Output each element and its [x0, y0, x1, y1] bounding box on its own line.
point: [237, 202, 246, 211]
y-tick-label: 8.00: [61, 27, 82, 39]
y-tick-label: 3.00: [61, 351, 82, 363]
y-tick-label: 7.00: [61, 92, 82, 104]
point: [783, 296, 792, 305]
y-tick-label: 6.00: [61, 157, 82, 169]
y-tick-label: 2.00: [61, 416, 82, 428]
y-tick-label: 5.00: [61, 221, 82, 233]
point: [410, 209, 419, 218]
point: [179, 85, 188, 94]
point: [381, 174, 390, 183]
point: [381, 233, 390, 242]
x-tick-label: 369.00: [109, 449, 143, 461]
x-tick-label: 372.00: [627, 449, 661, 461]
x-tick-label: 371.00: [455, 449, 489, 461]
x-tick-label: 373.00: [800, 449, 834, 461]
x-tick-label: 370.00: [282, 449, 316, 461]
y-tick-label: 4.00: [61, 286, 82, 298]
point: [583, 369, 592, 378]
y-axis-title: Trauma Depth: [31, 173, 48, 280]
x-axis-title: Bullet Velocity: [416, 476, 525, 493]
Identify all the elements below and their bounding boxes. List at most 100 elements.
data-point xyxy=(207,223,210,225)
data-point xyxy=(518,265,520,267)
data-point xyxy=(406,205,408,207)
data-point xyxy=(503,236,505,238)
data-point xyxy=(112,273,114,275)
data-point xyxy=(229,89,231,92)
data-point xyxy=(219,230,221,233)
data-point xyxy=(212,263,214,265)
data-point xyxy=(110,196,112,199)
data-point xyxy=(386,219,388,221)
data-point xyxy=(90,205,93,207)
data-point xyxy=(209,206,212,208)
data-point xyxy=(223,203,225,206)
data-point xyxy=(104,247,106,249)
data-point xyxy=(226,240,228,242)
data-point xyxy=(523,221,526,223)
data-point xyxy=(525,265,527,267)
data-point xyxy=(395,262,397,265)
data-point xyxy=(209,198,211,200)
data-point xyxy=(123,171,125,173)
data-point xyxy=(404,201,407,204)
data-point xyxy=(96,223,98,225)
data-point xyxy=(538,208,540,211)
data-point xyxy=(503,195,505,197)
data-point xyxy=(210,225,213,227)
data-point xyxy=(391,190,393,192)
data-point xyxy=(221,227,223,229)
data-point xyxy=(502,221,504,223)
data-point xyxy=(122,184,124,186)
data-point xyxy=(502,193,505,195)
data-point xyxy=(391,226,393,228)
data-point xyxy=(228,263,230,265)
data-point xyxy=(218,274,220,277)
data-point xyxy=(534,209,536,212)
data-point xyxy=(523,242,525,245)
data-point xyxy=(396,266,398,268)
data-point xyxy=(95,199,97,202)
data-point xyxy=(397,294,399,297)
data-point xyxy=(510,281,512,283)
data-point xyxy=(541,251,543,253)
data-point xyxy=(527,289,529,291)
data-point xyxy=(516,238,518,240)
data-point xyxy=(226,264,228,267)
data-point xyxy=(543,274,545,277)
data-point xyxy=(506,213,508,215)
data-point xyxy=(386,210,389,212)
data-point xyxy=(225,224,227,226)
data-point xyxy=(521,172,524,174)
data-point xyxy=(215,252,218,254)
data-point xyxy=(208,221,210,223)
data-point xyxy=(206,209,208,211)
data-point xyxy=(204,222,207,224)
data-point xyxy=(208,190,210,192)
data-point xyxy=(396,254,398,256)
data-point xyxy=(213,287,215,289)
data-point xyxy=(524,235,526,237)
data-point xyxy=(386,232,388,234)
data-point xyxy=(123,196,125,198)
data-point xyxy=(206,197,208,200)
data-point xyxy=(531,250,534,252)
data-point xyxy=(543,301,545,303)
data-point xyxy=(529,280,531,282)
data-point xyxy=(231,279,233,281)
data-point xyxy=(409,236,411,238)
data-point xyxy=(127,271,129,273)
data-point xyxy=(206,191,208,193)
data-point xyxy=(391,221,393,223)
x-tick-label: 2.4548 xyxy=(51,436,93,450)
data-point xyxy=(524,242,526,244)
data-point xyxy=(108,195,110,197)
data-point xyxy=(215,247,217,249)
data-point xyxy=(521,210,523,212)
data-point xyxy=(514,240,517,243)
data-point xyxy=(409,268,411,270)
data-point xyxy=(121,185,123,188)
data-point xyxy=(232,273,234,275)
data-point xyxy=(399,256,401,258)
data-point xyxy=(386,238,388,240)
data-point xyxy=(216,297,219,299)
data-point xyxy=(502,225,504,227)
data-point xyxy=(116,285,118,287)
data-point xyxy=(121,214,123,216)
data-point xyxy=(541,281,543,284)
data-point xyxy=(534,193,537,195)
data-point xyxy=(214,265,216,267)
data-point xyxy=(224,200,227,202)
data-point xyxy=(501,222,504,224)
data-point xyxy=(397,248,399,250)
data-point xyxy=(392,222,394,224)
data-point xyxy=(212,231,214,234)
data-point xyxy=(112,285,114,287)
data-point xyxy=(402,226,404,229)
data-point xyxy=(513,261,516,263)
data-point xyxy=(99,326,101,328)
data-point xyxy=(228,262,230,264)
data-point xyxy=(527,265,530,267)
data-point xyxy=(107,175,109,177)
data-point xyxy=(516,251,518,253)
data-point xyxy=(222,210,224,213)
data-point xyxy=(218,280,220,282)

Aim
Copy the entries verbatim, starting with the first line and continuing through the line that contains "data-point xyxy=(226,240,228,242)", with both of those lines included.

Solution below
Output each element and its [x0, y0, x1, y1] bounding box on its own line.
point: [237, 202, 246, 211]
y-tick-label: 8.00: [61, 27, 82, 39]
y-tick-label: 3.00: [61, 351, 82, 363]
y-tick-label: 7.00: [61, 92, 82, 104]
point: [783, 296, 792, 305]
y-tick-label: 6.00: [61, 157, 82, 169]
y-tick-label: 2.00: [61, 416, 82, 428]
y-tick-label: 5.00: [61, 221, 82, 233]
point: [410, 209, 419, 218]
point: [179, 85, 188, 94]
point: [381, 174, 390, 183]
point: [381, 233, 390, 242]
x-tick-label: 369.00: [109, 449, 143, 461]
x-tick-label: 372.00: [627, 449, 661, 461]
x-tick-label: 371.00: [455, 449, 489, 461]
x-tick-label: 373.00: [800, 449, 834, 461]
x-tick-label: 370.00: [282, 449, 316, 461]
y-tick-label: 4.00: [61, 286, 82, 298]
point: [583, 369, 592, 378]
y-axis-title: Trauma Depth: [31, 173, 48, 280]
x-axis-title: Bullet Velocity: [416, 476, 525, 493]
Identify all the elements below and their bounding boxes. List at most 100 elements.
data-point xyxy=(207,223,210,225)
data-point xyxy=(518,265,520,267)
data-point xyxy=(406,205,408,207)
data-point xyxy=(503,236,505,238)
data-point xyxy=(112,273,114,275)
data-point xyxy=(229,89,231,92)
data-point xyxy=(219,230,221,233)
data-point xyxy=(212,263,214,265)
data-point xyxy=(110,196,112,199)
data-point xyxy=(386,219,388,221)
data-point xyxy=(90,205,93,207)
data-point xyxy=(209,206,212,208)
data-point xyxy=(223,203,225,206)
data-point xyxy=(104,247,106,249)
data-point xyxy=(226,240,228,242)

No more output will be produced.